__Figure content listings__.
======

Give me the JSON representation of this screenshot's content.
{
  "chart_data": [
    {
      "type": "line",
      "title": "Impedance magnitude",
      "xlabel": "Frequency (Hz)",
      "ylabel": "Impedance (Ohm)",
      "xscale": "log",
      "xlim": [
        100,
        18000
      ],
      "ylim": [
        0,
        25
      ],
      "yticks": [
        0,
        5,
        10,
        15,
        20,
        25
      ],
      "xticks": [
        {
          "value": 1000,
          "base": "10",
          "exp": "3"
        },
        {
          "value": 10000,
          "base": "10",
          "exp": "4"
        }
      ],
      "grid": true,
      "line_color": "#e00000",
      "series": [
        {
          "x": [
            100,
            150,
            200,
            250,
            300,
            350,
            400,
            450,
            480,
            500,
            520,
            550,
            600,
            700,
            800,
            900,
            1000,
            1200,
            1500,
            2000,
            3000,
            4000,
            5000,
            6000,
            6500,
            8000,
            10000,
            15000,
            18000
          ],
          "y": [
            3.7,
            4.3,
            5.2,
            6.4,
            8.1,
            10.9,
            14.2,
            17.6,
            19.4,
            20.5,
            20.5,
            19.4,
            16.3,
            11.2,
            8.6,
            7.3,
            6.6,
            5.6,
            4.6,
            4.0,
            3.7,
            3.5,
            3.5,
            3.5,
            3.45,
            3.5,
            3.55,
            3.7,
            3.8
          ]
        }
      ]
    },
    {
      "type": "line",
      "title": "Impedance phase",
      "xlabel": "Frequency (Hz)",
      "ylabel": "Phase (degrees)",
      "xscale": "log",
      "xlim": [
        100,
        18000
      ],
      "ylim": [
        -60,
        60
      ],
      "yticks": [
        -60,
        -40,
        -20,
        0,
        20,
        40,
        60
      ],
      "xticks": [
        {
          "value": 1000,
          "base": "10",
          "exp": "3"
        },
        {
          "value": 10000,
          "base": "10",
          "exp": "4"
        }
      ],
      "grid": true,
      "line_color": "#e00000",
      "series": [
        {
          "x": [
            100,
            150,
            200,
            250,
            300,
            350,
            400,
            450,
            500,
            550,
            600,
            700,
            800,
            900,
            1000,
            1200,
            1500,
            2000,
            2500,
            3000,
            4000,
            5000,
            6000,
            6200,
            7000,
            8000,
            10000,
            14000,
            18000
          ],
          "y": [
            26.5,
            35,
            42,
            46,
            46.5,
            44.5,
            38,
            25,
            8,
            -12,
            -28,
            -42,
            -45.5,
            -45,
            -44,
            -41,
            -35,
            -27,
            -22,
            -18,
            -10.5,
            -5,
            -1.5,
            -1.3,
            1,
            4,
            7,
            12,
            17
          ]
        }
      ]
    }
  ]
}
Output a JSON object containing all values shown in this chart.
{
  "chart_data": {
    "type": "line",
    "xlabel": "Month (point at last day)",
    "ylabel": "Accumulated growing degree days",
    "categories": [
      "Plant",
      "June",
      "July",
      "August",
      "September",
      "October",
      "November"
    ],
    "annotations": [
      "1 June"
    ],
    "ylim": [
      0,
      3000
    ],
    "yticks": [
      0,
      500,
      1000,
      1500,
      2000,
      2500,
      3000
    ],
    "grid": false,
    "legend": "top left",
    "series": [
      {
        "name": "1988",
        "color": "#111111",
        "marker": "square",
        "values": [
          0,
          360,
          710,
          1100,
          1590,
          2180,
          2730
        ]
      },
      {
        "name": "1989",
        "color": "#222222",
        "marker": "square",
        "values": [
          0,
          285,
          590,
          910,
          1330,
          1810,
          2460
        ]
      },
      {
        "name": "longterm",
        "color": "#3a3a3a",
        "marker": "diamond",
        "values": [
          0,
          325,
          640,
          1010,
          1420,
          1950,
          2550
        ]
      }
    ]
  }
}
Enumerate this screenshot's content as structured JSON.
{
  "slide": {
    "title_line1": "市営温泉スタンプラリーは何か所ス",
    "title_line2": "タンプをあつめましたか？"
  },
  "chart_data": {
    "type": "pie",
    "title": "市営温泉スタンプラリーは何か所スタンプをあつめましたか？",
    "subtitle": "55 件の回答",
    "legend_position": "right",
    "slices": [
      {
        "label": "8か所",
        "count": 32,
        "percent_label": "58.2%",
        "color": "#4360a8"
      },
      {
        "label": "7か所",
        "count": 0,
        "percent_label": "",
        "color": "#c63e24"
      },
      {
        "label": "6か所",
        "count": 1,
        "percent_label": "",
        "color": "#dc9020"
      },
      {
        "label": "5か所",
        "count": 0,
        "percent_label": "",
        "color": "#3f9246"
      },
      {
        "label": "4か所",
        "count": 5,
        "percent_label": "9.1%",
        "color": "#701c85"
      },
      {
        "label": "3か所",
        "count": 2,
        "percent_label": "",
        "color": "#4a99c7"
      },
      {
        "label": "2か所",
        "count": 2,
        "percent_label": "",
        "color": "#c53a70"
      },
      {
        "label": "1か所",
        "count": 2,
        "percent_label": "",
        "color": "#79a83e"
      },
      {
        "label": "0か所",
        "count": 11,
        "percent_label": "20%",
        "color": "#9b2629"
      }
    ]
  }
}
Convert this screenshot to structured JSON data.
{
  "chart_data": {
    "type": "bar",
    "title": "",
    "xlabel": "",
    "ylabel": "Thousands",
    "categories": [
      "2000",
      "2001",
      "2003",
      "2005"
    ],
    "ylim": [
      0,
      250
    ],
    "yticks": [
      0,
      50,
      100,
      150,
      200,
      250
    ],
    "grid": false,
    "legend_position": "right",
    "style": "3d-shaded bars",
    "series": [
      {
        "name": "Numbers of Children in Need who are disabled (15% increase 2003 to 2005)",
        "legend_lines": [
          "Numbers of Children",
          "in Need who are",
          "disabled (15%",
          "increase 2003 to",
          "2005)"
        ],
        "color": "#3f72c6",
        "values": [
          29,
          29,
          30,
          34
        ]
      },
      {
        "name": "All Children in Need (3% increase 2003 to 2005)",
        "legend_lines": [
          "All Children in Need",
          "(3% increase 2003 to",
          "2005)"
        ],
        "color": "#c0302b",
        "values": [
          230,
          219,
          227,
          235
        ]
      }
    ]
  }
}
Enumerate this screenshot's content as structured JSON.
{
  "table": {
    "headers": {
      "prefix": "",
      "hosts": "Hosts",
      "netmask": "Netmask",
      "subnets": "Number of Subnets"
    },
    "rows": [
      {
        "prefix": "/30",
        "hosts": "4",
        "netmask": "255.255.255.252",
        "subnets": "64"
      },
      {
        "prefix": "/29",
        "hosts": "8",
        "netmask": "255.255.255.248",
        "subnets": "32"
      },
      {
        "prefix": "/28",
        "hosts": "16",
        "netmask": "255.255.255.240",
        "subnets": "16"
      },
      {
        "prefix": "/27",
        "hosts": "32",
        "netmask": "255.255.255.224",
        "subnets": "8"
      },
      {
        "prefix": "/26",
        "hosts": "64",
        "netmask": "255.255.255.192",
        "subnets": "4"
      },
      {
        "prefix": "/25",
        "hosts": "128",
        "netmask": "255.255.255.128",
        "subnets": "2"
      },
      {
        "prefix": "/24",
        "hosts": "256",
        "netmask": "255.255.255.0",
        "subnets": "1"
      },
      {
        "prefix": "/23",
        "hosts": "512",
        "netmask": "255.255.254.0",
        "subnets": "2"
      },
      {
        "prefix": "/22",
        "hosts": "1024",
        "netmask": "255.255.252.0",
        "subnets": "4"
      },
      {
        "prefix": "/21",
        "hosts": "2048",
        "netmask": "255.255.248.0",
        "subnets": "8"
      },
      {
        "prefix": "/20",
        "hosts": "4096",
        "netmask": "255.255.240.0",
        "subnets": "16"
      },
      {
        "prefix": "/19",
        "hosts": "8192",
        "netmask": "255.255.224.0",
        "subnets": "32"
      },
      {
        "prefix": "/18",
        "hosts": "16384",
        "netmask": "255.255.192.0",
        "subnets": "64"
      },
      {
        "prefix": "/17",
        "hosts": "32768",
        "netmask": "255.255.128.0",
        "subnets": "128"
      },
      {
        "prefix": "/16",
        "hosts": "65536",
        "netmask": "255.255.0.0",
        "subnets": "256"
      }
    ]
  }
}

======

__DIRECTIONS__. Show the lines of the records that include the string "disabled".

__THE ANSWER__.
        "name": "Numbers of Children in Need who are disabled (15% increase 2003 to 2005)",
          "disabled (15%",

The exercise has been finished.